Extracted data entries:
====================
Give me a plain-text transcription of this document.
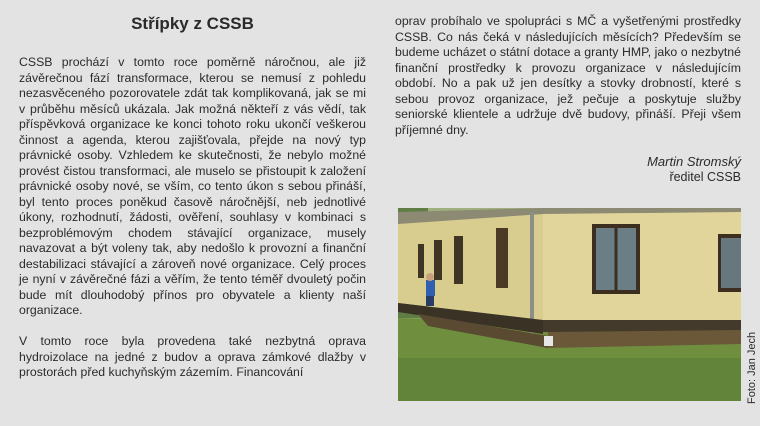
Střípky z CSSB

CSSB prochází v tomto roce poměrně náročnou, ale již závěrečnou fází transformace, kterou se nemusí z pohledu nezasvěceného pozorovatele zdát tak komplikovaná, jak se mi v průběhu měsíců ukázala. Jak možná někteří z vás vědí, tak příspěvková organizace ke konci tohoto roku ukončí veškerou činnost a agenda, kterou zajišťovala, přejde na nový typ právnické osoby. Vzhledem ke skutečnosti, že nebylo možné provést čistou transformaci, ale muselo se přistoupit k založení právnické osoby nové, se vším, co tento úkon s sebou přináší, byl tento proces poněkud časově náročnější, neb jednotlivé úkony, rozhodnutí, žádosti, ověření, souhlasy v kombinaci s bezproblémovým chodem stávající organizace, musely navazovat a být voleny tak, aby nedošlo k provozní a finanční destabilizaci stávající a zároveň nové organizace. Celý proces je nyní v závěrečné fázi a věřím, že tento téměř dvouletý počin bude mít dlouhodobý přínos pro obyvatele a klienty naší organizace.

V tomto roce byla provedena také nezbytná oprava hydroizolace na jedné z budov a oprava zámkové dlažby v prostorách před kuchyňským zázemím. Financování

oprav probíhalo ve spolupráci s MČ a vyšetřenými prostředky CSSB. Co nás čeká v následujících měsících? Především se budeme ucházet o státní dotace a granty HMP, jako o nezbytné finanční prostředky k provozu organizace v následujícím období. No a pak už jen desítky a stovky drobností, které s sebou provoz organizace, jež pečuje a poskytuje služby seniorské klientele a udržuje dvě budovy, přináší. Přeji všem příjemné dny.

Martin Stromský
ředitel CSSB
Foto: Jan Jech
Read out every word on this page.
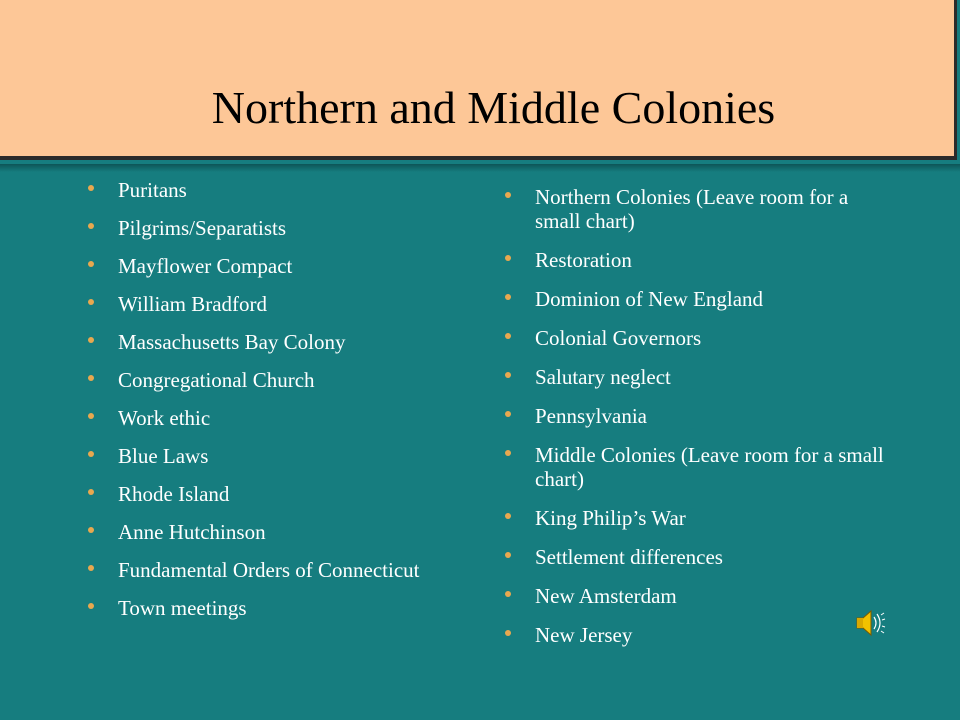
Northern and Middle Colonies
Puritans
Pilgrims/Separatists
Mayflower Compact
William Bradford
Massachusetts Bay Colony
Congregational Church
Work ethic
Blue Laws
Rhode Island
Anne Hutchinson
Fundamental Orders of Connecticut
Town meetings
Northern Colonies (Leave room for a small chart)
Restoration
Dominion of New England
Colonial Governors
Salutary neglect
Pennsylvania
Middle Colonies (Leave room for a small chart)
King Philip’s War
Settlement differences
New Amsterdam
New Jersey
====================
Directions: Please copy exactly the lines from the one containing "Read out every word on this page." through the last line of the records above, both included, and leave out any pictures.

Solution to the exercise:
Read out every word on this page.
Northern and Middle Colonies
Puritans
Pilgrims/Separatists
Mayflower Compact
William Bradford
Massachusetts Bay Colony
Congregational Church
Work ethic
Blue Laws
Rhode Island
Anne Hutchinson
Fundamental Orders of Connecticut
Town meetings
Northern Colonies (Leave room for a small chart)
Restoration
Dominion of New England
Colonial Governors
Salutary neglect
Pennsylvania
Middle Colonies (Leave room for a small chart)
King Philip’s War
Settlement differences
New Amsterdam
New Jersey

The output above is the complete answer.